*SHORT PROBLEM*: Using the back-cover summary in the book post below, explain in one to three sentences why Kim might not dare to leave Rick.

This cover did catch my eye on the book shelf. I found myself sneaking a peek into this book to see what it was about. I was thinking that this woman was hiding or running away from someone. She didn't look very happy so I don't think she was going on a fun wild adventure. The title kind of threw me-The Weight of Shadows. I'd have to think about that one. I was sure the meaning would be revealed within this intriguing strory.

Yes, this book cover definatley catches the eye. I've read this book and below is my review. Let me know if you think the book cover gives a peek into this book. Alison Strobel does a good job at writing a hopeful, insightful book about a very tough subject to talk about and realize this happens all across the world every day!



By Alison Strobel Morrow
Published by: Zondervan
ISBN# 978-0-310-28945-6
316 Pages

Back Cover: In The Weight of Shadows, by Alison Strobel Morrow, after a difficult childhood, Kim has built a successful life for herself ... but she'd leave it all if it meant being rid of the guilt she harbors over a tragic mistake she made years ago. When she meets Rick, she finds everything she needs---including a way to pay for her sins every time he hits her. Kim and Rick's new neighbor, Joshua, knows more than Kim realizes about Rick, but Joshua has battles of his own to fight. Soon to intersect Kim's and Rick's lives is Debbie, who has saved countless women from abuse through the shelter she runs, but Debbie might be as desperate for love as the women she serves. Meanwhile, as Rick's wrath extends to their baby, Kim must decide if her penance is more important than protecting that innocent life---and if she should dare leave Rick when he has the power to bring her hidden crime to light.

*INFORMATION GIVEN*:
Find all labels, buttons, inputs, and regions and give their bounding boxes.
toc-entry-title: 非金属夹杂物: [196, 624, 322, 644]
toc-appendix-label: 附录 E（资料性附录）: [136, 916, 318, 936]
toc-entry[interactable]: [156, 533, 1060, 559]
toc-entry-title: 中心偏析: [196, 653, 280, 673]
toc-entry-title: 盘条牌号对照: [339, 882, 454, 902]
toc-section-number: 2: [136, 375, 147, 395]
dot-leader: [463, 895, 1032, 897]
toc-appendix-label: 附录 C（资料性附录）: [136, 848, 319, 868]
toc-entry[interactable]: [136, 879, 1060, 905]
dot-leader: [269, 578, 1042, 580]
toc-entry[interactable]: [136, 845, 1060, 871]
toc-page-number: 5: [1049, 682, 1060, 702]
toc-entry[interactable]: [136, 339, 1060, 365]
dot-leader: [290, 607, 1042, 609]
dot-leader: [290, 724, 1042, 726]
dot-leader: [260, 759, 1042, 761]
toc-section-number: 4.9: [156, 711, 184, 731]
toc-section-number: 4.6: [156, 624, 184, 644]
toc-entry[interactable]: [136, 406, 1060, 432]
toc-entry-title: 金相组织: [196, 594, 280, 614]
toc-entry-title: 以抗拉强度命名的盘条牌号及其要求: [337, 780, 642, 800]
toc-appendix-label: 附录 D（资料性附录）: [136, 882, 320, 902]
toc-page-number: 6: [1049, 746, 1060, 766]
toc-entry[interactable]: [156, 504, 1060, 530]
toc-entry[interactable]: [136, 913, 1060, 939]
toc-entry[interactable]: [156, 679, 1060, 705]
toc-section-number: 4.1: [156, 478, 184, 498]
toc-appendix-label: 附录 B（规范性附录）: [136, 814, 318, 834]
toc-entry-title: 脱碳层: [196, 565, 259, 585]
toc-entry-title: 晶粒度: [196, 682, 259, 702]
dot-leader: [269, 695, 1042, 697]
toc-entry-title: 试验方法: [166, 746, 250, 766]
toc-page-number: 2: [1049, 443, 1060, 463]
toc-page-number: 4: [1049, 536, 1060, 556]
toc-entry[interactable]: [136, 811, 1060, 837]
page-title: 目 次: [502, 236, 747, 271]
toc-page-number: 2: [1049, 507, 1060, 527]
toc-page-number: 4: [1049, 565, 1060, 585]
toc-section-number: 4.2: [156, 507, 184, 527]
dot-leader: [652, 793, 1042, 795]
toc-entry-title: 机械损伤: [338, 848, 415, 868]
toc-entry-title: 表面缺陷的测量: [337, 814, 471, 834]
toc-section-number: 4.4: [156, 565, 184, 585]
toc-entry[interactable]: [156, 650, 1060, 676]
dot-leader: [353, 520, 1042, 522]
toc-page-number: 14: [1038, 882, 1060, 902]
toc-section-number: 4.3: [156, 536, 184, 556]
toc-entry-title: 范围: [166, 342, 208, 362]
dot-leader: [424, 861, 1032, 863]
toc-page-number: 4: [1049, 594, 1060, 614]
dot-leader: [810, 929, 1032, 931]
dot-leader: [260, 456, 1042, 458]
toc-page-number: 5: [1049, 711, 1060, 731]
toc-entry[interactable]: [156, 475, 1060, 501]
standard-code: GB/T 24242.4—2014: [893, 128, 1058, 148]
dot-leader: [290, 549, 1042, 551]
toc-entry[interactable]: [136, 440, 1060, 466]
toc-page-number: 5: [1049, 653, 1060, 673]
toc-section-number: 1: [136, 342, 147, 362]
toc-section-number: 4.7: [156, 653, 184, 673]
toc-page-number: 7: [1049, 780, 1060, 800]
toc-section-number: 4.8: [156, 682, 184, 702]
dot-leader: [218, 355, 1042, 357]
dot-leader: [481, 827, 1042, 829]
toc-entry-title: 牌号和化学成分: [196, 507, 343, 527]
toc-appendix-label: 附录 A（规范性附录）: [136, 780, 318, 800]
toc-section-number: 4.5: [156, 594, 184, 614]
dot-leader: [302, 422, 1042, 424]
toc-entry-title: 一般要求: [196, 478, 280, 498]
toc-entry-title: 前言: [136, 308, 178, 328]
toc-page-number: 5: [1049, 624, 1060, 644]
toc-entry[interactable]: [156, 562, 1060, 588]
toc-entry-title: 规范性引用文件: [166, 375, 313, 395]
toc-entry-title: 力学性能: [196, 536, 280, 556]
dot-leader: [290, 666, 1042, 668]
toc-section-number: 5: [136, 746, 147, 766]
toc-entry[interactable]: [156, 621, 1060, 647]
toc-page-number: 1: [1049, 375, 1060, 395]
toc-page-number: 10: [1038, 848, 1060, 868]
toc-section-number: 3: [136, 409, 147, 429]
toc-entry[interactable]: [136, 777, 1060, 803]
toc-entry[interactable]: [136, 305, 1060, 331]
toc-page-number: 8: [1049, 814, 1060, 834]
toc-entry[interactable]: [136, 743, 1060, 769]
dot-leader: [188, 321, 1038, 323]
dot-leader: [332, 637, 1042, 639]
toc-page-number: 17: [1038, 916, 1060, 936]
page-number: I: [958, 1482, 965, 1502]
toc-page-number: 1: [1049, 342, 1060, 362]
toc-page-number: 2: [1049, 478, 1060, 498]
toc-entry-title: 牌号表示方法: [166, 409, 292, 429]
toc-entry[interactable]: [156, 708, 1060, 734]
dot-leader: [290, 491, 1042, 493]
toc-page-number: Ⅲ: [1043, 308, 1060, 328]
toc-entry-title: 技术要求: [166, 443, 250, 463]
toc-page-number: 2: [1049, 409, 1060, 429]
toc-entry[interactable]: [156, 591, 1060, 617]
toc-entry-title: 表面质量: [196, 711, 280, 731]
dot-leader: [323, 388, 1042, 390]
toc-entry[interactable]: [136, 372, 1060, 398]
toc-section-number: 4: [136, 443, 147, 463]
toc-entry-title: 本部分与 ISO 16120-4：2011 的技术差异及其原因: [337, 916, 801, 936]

*REPLY*: Rick has the power to expose the hidden crime Kim committed years ago. She also sees his abuse as her penance, a way to pay for her sins every time he hits her.